> [Dataset rows]:

+ + + +

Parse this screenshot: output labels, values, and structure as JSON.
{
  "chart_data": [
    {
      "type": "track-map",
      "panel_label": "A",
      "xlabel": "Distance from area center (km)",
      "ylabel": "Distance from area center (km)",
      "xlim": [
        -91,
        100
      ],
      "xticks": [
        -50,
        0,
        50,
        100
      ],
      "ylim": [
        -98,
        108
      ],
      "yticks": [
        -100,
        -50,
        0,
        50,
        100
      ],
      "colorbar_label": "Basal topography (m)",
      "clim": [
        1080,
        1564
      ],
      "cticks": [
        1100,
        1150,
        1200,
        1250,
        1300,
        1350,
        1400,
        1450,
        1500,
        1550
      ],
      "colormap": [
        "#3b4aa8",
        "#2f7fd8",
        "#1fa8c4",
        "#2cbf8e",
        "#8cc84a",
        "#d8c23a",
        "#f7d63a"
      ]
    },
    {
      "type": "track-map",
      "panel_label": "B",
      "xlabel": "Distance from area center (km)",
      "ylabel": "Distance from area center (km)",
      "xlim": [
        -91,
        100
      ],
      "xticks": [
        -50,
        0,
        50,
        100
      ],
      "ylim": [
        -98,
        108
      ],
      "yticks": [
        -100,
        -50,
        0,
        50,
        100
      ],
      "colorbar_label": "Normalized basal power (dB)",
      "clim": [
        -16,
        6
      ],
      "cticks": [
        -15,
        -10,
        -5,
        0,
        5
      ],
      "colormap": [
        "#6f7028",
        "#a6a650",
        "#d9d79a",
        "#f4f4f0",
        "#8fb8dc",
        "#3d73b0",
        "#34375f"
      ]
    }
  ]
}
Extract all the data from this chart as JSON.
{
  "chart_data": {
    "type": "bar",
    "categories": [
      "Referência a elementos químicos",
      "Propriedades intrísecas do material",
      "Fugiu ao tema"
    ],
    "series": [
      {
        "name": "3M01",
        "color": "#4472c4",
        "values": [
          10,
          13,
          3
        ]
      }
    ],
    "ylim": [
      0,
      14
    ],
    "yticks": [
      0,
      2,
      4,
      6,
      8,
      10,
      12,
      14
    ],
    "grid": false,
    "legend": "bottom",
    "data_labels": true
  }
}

+ + + +

> [BRIEF]: Take the listing above and write it out again exactly.

> [EXERCISE ANSWER]:
Parse this screenshot: output labels, values, and structure as JSON.
{
  "chart_data": [
    {
      "type": "track-map",
      "panel_label": "A",
      "xlabel": "Distance from area center (km)",
      "ylabel": "Distance from area center (km)",
      "xlim": [
        -91,
        100
      ],
      "xticks": [
        -50,
        0,
        50,
        100
      ],
      "ylim": [
        -98,
        108
      ],
      "yticks": [
        -100,
        -50,
        0,
        50,
        100
      ],
      "colorbar_label": "Basal topography (m)",
      "clim": [
        1080,
        1564
      ],
      "cticks": [
        1100,
        1150,
        1200,
        1250,
        1300,
        1350,
        1400,
        1450,
        1500,
        1550
      ],
      "colormap": [
        "#3b4aa8",
        "#2f7fd8",
        "#1fa8c4",
        "#2cbf8e",
        "#8cc84a",
        "#d8c23a",
        "#f7d63a"
      ]
    },
    {
      "type": "track-map",
      "panel_label": "B",
      "xlabel": "Distance from area center (km)",
      "ylabel": "Distance from area center (km)",
      "xlim": [
        -91,
        100
      ],
      "xticks": [
        -50,
        0,
        50,
        100
      ],
      "ylim": [
        -98,
        108
      ],
      "yticks": [
        -100,
        -50,
        0,
        50,
        100
      ],
      "colorbar_label": "Normalized basal power (dB)",
      "clim": [
        -16,
        6
      ],
      "cticks": [
        -15,
        -10,
        -5,
        0,
        5
      ],
      "colormap": [
        "#6f7028",
        "#a6a650",
        "#d9d79a",
        "#f4f4f0",
        "#8fb8dc",
        "#3d73b0",
        "#34375f"
      ]
    }
  ]
}
Extract all the data from this chart as JSON.
{
  "chart_data": {
    "type": "bar",
    "categories": [
      "Referência a elementos químicos",
      "Propriedades intrísecas do material",
      "Fugiu ao tema"
    ],
    "series": [
      {
        "name": "3M01",
        "color": "#4472c4",
        "values": [
          10,
          13,
          3
        ]
      }
    ],
    "ylim": [
      0,
      14
    ],
    "yticks": [
      0,
      2,
      4,
      6,
      8,
      10,
      12,
      14
    ],
    "grid": false,
    "legend": "bottom",
    "data_labels": true
  }
}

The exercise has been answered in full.